━━━━━ Records provided ━━━━━
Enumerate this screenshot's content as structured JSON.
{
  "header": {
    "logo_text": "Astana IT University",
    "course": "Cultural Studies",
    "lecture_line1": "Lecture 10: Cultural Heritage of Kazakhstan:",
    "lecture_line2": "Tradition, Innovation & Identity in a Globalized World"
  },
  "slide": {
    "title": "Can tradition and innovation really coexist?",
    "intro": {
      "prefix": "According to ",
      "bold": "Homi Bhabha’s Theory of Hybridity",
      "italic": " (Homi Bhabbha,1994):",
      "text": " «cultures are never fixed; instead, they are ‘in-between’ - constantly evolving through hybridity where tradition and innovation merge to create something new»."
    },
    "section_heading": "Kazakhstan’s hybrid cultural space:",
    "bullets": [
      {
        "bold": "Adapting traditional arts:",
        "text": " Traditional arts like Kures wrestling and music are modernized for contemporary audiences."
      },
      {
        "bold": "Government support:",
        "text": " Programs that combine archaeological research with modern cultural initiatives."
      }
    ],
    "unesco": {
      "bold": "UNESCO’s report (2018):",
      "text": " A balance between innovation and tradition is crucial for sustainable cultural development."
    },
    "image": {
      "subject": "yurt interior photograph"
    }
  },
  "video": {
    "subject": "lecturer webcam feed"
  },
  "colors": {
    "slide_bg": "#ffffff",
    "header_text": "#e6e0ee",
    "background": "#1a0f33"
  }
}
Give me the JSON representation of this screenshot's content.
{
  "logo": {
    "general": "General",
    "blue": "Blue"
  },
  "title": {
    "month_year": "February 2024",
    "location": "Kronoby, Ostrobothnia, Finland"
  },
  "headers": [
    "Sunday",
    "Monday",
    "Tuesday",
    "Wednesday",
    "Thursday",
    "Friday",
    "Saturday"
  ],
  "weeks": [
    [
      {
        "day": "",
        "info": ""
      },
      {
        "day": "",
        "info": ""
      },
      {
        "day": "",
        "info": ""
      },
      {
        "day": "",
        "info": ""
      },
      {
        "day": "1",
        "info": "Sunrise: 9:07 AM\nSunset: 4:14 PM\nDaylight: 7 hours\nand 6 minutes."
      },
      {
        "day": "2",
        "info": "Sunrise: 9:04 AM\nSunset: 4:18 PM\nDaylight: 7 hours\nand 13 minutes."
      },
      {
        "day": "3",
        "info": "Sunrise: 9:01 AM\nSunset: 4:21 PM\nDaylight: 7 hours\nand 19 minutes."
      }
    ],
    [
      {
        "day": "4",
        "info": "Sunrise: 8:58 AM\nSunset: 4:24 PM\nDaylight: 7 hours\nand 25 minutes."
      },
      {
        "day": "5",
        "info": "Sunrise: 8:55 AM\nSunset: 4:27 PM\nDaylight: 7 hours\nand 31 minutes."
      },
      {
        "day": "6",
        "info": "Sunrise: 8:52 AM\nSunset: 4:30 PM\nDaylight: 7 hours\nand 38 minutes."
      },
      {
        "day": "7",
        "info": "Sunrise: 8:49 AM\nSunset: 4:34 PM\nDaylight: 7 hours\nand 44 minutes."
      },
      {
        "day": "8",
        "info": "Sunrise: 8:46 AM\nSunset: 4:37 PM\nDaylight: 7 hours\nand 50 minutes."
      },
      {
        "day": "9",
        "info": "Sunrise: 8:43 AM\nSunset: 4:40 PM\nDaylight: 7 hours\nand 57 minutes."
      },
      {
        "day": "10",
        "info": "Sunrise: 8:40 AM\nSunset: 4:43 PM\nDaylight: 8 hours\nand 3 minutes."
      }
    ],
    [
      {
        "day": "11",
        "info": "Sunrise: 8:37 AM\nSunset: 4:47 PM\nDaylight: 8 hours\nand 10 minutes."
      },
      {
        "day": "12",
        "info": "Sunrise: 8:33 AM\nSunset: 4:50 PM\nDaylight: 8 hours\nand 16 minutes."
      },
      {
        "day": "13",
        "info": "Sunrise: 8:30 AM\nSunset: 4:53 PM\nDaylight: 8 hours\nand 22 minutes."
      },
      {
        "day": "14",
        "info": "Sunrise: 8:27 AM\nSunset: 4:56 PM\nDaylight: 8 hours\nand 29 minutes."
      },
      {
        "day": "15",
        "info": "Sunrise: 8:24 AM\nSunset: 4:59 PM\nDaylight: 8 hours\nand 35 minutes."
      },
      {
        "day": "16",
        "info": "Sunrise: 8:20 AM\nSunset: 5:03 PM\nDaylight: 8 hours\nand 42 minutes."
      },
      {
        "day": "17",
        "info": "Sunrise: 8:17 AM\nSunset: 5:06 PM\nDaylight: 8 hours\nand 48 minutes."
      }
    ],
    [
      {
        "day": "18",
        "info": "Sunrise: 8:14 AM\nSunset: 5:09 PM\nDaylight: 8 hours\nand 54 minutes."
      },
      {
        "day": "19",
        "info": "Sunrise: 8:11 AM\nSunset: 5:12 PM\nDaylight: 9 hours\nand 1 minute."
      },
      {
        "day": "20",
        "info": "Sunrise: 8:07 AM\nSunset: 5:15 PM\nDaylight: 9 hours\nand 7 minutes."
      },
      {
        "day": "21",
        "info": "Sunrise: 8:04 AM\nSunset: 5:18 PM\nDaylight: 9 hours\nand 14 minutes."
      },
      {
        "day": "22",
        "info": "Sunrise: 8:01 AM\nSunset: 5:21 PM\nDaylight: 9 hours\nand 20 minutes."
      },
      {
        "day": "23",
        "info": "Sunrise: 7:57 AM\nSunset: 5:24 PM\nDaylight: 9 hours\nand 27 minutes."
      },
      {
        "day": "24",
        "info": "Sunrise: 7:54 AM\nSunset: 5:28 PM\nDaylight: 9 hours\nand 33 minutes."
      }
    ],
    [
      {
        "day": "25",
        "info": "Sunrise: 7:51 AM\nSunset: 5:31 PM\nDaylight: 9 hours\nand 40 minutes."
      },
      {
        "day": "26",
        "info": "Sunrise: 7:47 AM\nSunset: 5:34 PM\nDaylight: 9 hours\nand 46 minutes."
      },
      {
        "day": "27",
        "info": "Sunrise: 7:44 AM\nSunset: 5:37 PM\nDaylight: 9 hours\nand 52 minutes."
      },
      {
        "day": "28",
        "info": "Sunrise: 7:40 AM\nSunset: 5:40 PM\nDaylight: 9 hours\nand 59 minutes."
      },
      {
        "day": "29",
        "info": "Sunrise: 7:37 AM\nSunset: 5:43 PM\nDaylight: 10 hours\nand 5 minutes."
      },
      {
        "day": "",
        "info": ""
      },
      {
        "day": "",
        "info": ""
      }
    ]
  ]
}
━━━━━
(Job):
Every entry above should be retyped exactly as shown.

(Result for this exercise):
Enumerate this screenshot's content as structured JSON.
{
  "header": {
    "logo_text": "Astana IT University",
    "course": "Cultural Studies",
    "lecture_line1": "Lecture 10: Cultural Heritage of Kazakhstan:",
    "lecture_line2": "Tradition, Innovation & Identity in a Globalized World"
  },
  "slide": {
    "title": "Can tradition and innovation really coexist?",
    "intro": {
      "prefix": "According to ",
      "bold": "Homi Bhabha’s Theory of Hybridity",
      "italic": " (Homi Bhabbha,1994):",
      "text": " «cultures are never fixed; instead, they are ‘in-between’ - constantly evolving through hybridity where tradition and innovation merge to create something new»."
    },
    "section_heading": "Kazakhstan’s hybrid cultural space:",
    "bullets": [
      {
        "bold": "Adapting traditional arts:",
        "text": " Traditional arts like Kures wrestling and music are modernized for contemporary audiences."
      },
      {
        "bold": "Government support:",
        "text": " Programs that combine archaeological research with modern cultural initiatives."
      }
    ],
    "unesco": {
      "bold": "UNESCO’s report (2018):",
      "text": " A balance between innovation and tradition is crucial for sustainable cultural development."
    },
    "image": {
      "subject": "yurt interior photograph"
    }
  },
  "video": {
    "subject": "lecturer webcam feed"
  },
  "colors": {
    "slide_bg": "#ffffff",
    "header_text": "#e6e0ee",
    "background": "#1a0f33"
  }
}
Give me the JSON representation of this screenshot's content.
{
  "logo": {
    "general": "General",
    "blue": "Blue"
  },
  "title": {
    "month_year": "February 2024",
    "location": "Kronoby, Ostrobothnia, Finland"
  },
  "headers": [
    "Sunday",
    "Monday",
    "Tuesday",
    "Wednesday",
    "Thursday",
    "Friday",
    "Saturday"
  ],
  "weeks": [
    [
      {
        "day": "",
        "info": ""
      },
      {
        "day": "",
        "info": ""
      },
      {
        "day": "",
        "info": ""
      },
      {
        "day": "",
        "info": ""
      },
      {
        "day": "1",
        "info": "Sunrise: 9:07 AM\nSunset: 4:14 PM\nDaylight: 7 hours\nand 6 minutes."
      },
      {
        "day": "2",
        "info": "Sunrise: 9:04 AM\nSunset: 4:18 PM\nDaylight: 7 hours\nand 13 minutes."
      },
      {
        "day": "3",
        "info": "Sunrise: 9:01 AM\nSunset: 4:21 PM\nDaylight: 7 hours\nand 19 minutes."
      }
    ],
    [
      {
        "day": "4",
        "info": "Sunrise: 8:58 AM\nSunset: 4:24 PM\nDaylight: 7 hours\nand 25 minutes."
      },
      {
        "day": "5",
        "info": "Sunrise: 8:55 AM\nSunset: 4:27 PM\nDaylight: 7 hours\nand 31 minutes."
      },
      {
        "day": "6",
        "info": "Sunrise: 8:52 AM\nSunset: 4:30 PM\nDaylight: 7 hours\nand 38 minutes."
      },
      {
        "day": "7",
        "info": "Sunrise: 8:49 AM\nSunset: 4:34 PM\nDaylight: 7 hours\nand 44 minutes."
      },
      {
        "day": "8",
        "info": "Sunrise: 8:46 AM\nSunset: 4:37 PM\nDaylight: 7 hours\nand 50 minutes."
      },
      {
        "day": "9",
        "info": "Sunrise: 8:43 AM\nSunset: 4:40 PM\nDaylight: 7 hours\nand 57 minutes."
      },
      {
        "day": "10",
        "info": "Sunrise: 8:40 AM\nSunset: 4:43 PM\nDaylight: 8 hours\nand 3 minutes."
      }
    ],
    [
      {
        "day": "11",
        "info": "Sunrise: 8:37 AM\nSunset: 4:47 PM\nDaylight: 8 hours\nand 10 minutes."
      },
      {
        "day": "12",
        "info": "Sunrise: 8:33 AM\nSunset: 4:50 PM\nDaylight: 8 hours\nand 16 minutes."
      },
      {
        "day": "13",
        "info": "Sunrise: 8:30 AM\nSunset: 4:53 PM\nDaylight: 8 hours\nand 22 minutes."
      },
      {
        "day": "14",
        "info": "Sunrise: 8:27 AM\nSunset: 4:56 PM\nDaylight: 8 hours\nand 29 minutes."
      },
      {
        "day": "15",
        "info": "Sunrise: 8:24 AM\nSunset: 4:59 PM\nDaylight: 8 hours\nand 35 minutes."
      },
      {
        "day": "16",
        "info": "Sunrise: 8:20 AM\nSunset: 5:03 PM\nDaylight: 8 hours\nand 42 minutes."
      },
      {
        "day": "17",
        "info": "Sunrise: 8:17 AM\nSunset: 5:06 PM\nDaylight: 8 hours\nand 48 minutes."
      }
    ],
    [
      {
        "day": "18",
        "info": "Sunrise: 8:14 AM\nSunset: 5:09 PM\nDaylight: 8 hours\nand 54 minutes."
      },
      {
        "day": "19",
        "info": "Sunrise: 8:11 AM\nSunset: 5:12 PM\nDaylight: 9 hours\nand 1 minute."
      },
      {
        "day": "20",
        "info": "Sunrise: 8:07 AM\nSunset: 5:15 PM\nDaylight: 9 hours\nand 7 minutes."
      },
      {
        "day": "21",
        "info": "Sunrise: 8:04 AM\nSunset: 5:18 PM\nDaylight: 9 hours\nand 14 minutes."
      },
      {
        "day": "22",
        "info": "Sunrise: 8:01 AM\nSunset: 5:21 PM\nDaylight: 9 hours\nand 20 minutes."
      },
      {
        "day": "23",
        "info": "Sunrise: 7:57 AM\nSunset: 5:24 PM\nDaylight: 9 hours\nand 27 minutes."
      },
      {
        "day": "24",
        "info": "Sunrise: 7:54 AM\nSunset: 5:28 PM\nDaylight: 9 hours\nand 33 minutes."
      }
    ],
    [
      {
        "day": "25",
        "info": "Sunrise: 7:51 AM\nSunset: 5:31 PM\nDaylight: 9 hours\nand 40 minutes."
      },
      {
        "day": "26",
        "info": "Sunrise: 7:47 AM\nSunset: 5:34 PM\nDaylight: 9 hours\nand 46 minutes."
      },
      {
        "day": "27",
        "info": "Sunrise: 7:44 AM\nSunset: 5:37 PM\nDaylight: 9 hours\nand 52 minutes."
      },
      {
        "day": "28",
        "info": "Sunrise: 7:40 AM\nSunset: 5:40 PM\nDaylight: 9 hours\nand 59 minutes."
      },
      {
        "day": "29",
        "info": "Sunrise: 7:37 AM\nSunset: 5:43 PM\nDaylight: 10 hours\nand 5 minutes."
      },
      {
        "day": "",
        "info": ""
      },
      {
        "day": "",
        "info": ""
      }
    ]
  ]
}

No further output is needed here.